=== What you should do ===
Return all the data, word for word.

# Available records start

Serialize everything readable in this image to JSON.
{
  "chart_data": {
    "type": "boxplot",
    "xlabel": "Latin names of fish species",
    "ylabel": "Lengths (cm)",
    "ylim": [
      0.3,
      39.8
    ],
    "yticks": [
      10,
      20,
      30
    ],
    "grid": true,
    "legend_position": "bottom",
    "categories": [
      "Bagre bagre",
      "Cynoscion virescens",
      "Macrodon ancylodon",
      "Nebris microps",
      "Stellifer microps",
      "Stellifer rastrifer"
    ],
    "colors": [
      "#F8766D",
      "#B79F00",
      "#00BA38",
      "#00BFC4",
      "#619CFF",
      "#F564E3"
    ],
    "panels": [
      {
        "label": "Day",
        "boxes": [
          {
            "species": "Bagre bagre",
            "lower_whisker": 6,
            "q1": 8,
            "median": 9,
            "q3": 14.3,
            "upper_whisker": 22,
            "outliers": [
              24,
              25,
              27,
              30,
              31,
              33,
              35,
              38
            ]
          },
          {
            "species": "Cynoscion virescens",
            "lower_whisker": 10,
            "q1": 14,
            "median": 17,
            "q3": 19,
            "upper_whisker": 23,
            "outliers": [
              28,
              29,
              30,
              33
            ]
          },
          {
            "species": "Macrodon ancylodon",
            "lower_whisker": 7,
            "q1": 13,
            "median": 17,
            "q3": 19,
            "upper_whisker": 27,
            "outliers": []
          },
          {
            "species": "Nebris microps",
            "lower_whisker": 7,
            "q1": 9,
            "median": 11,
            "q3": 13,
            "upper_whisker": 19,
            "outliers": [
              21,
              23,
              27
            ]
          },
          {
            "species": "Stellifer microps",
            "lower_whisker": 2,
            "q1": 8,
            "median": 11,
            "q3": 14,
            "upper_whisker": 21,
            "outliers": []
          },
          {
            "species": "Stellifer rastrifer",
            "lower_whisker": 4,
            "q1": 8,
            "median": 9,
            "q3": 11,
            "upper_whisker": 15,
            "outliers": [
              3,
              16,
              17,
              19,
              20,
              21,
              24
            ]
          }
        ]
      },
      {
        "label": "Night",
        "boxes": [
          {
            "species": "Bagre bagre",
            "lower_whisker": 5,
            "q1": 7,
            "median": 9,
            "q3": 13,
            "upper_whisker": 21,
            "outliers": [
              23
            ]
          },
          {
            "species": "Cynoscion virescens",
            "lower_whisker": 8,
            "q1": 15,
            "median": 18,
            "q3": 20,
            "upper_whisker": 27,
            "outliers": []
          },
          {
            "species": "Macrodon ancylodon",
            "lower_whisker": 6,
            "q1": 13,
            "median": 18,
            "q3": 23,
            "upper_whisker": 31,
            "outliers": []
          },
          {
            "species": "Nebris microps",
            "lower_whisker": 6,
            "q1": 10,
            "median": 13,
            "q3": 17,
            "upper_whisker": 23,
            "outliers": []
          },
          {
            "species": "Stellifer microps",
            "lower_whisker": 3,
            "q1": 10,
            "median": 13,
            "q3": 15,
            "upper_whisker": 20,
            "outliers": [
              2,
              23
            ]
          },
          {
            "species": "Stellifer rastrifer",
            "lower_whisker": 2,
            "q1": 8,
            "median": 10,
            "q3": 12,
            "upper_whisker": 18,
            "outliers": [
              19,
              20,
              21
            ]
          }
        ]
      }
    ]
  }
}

# Available records end

=== Response ===
Serialize everything readable in this image to JSON.
{
  "chart_data": {
    "type": "boxplot",
    "xlabel": "Latin names of fish species",
    "ylabel": "Lengths (cm)",
    "ylim": [
      0.3,
      39.8
    ],
    "yticks": [
      10,
      20,
      30
    ],
    "grid": true,
    "legend_position": "bottom",
    "categories": [
      "Bagre bagre",
      "Cynoscion virescens",
      "Macrodon ancylodon",
      "Nebris microps",
      "Stellifer microps",
      "Stellifer rastrifer"
    ],
    "colors": [
      "#F8766D",
      "#B79F00",
      "#00BA38",
      "#00BFC4",
      "#619CFF",
      "#F564E3"
    ],
    "panels": [
      {
        "label": "Day",
        "boxes": [
          {
            "species": "Bagre bagre",
            "lower_whisker": 6,
            "q1": 8,
            "median": 9,
            "q3": 14.3,
            "upper_whisker": 22,
            "outliers": [
              24,
              25,
              27,
              30,
              31,
              33,
              35,
              38
            ]
          },
          {
            "species": "Cynoscion virescens",
            "lower_whisker": 10,
            "q1": 14,
            "median": 17,
            "q3": 19,
            "upper_whisker": 23,
            "outliers": [
              28,
              29,
              30,
              33
            ]
          },
          {
            "species": "Macrodon ancylodon",
            "lower_whisker": 7,
            "q1": 13,
            "median": 17,
            "q3": 19,
            "upper_whisker": 27,
            "outliers": []
          },
          {
            "species": "Nebris microps",
            "lower_whisker": 7,
            "q1": 9,
            "median": 11,
            "q3": 13,
            "upper_whisker": 19,
            "outliers": [
              21,
              23,
              27
            ]
          },
          {
            "species": "Stellifer microps",
            "lower_whisker": 2,
            "q1": 8,
            "median": 11,
            "q3": 14,
            "upper_whisker": 21,
            "outliers": []
          },
          {
            "species": "Stellifer rastrifer",
            "lower_whisker": 4,
            "q1": 8,
            "median": 9,
            "q3": 11,
            "upper_whisker": 15,
            "outliers": [
              3,
              16,
              17,
              19,
              20,
              21,
              24
            ]
          }
        ]
      },
      {
        "label": "Night",
        "boxes": [
          {
            "species": "Bagre bagre",
            "lower_whisker": 5,
            "q1": 7,
            "median": 9,
            "q3": 13,
            "upper_whisker": 21,
            "outliers": [
              23
            ]
          },
          {
            "species": "Cynoscion virescens",
            "lower_whisker": 8,
            "q1": 15,
            "median": 18,
            "q3": 20,
            "upper_whisker": 27,
            "outliers": []
          },
          {
            "species": "Macrodon ancylodon",
            "lower_whisker": 6,
            "q1": 13,
            "median": 18,
            "q3": 23,
            "upper_whisker": 31,
            "outliers": []
          },
          {
            "species": "Nebris microps",
            "lower_whisker": 6,
            "q1": 10,
            "median": 13,
            "q3": 17,
            "upper_whisker": 23,
            "outliers": []
          },
          {
            "species": "Stellifer microps",
            "lower_whisker": 3,
            "q1": 10,
            "median": 13,
            "q3": 15,
            "upper_whisker": 20,
            "outliers": [
              2,
              23
            ]
          },
          {
            "species": "Stellifer rastrifer",
            "lower_whisker": 2,
            "q1": 8,
            "median": 10,
            "q3": 12,
            "upper_whisker": 18,
            "outliers": [
              19,
              20,
              21
            ]
          }
        ]
      }
    ]
  }
}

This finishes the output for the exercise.